I’m not sure how long I smoked cigarettes. Probably since the 8th grade, however old I might have been at that point. Maybe cousins from Michigan smoked. Certainly John Deaver, a new kid at school that eighth-grade year smoked. I got into it somehow.
Like most, I guess, I got caught after a fairly short period of sneaking cigarettes. I remember sitting on the front porch with Mom, who basically said that, since your dad smokes, we can’t really tell you not to, but we’ll never by cigarettes for you.
Perhaps one of the stupidest things I ever did was related to smoking. Our JV basketball team played one winter night at another school — could have been Erwin High or Pisgah High. After our game, while the girl’s were playing, I went outside and walked around the parking lot, testing the doors of cars and trucks, looking for one that was unlocked so I could sneak the use if its cigarette lighter. I think I eventually found one and had my smoke, but somebody saw and reported me to my coach — Johnny Fisher, I think. I had to run a bunch of laps. Thinking back on it, I see now that was many worse things could have happened as a result of such stupidity.
I remember smoking in restaurants. I even remember smoking in the classroom at Mars Hill College in the late ’70s. I remember smoking on airplanes. We smoked about anywhere we decided to back then, except church — I don’t remember ever smoking in church.

Stored entries
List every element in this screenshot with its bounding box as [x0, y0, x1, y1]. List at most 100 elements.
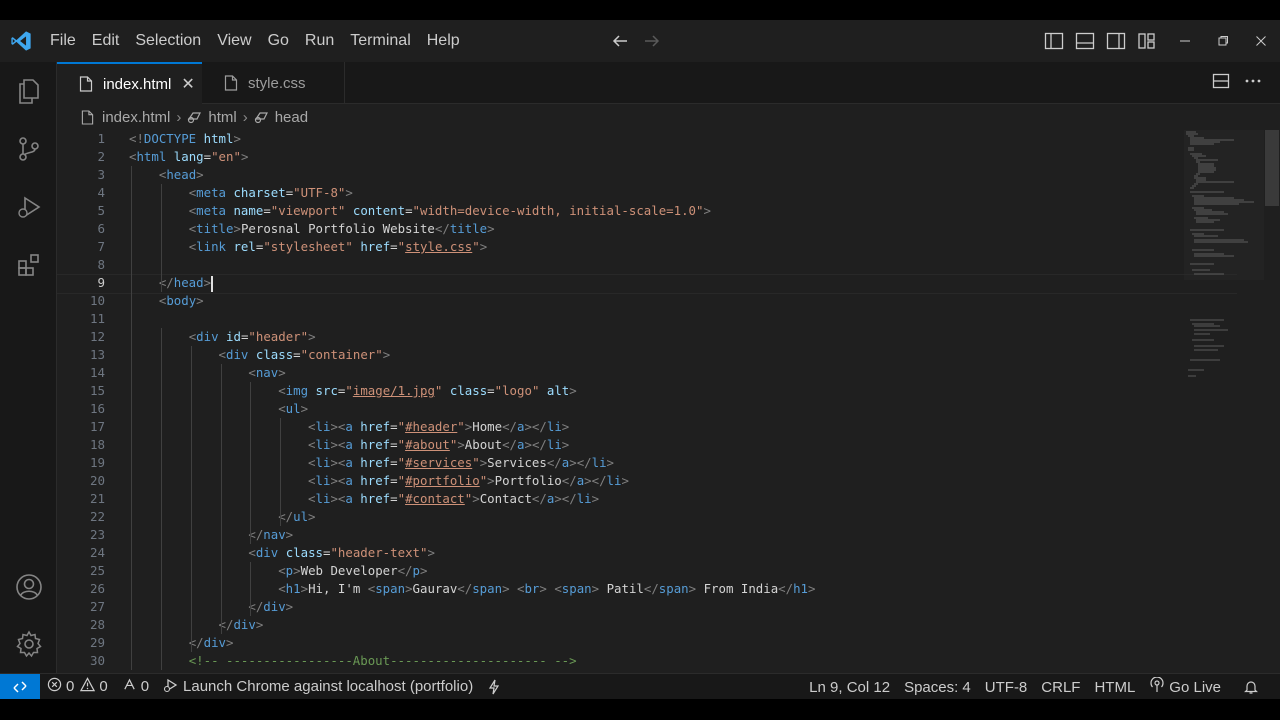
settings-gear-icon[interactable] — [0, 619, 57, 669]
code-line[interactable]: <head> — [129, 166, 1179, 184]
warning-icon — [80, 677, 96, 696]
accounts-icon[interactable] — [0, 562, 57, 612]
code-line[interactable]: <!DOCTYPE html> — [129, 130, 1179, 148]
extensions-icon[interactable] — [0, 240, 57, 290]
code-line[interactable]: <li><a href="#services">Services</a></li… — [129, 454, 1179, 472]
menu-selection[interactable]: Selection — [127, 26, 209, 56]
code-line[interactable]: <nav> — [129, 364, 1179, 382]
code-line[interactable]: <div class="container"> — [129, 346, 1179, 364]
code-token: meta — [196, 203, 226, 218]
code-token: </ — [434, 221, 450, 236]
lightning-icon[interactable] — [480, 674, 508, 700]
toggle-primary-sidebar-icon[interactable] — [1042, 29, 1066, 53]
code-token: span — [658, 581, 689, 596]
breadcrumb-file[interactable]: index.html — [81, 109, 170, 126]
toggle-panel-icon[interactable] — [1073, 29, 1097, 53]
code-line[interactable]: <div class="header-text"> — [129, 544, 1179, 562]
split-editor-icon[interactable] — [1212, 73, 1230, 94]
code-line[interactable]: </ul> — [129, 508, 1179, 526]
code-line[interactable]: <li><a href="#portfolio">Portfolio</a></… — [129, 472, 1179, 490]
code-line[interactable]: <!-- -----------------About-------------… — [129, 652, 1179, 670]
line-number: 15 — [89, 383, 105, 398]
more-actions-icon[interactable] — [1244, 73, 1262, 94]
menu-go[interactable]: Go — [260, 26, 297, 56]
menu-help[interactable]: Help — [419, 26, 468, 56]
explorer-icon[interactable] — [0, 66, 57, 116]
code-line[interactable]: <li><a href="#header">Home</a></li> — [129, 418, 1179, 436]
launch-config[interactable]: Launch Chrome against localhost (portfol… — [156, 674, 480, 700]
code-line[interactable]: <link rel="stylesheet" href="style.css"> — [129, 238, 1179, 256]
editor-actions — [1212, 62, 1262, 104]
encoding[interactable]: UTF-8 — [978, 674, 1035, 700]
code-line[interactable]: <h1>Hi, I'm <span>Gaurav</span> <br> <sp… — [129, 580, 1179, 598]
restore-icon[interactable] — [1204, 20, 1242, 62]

What is expected: In the smoking recollection, what punishment followed the report to the coach?

Result of this task: Running a bunch of laps.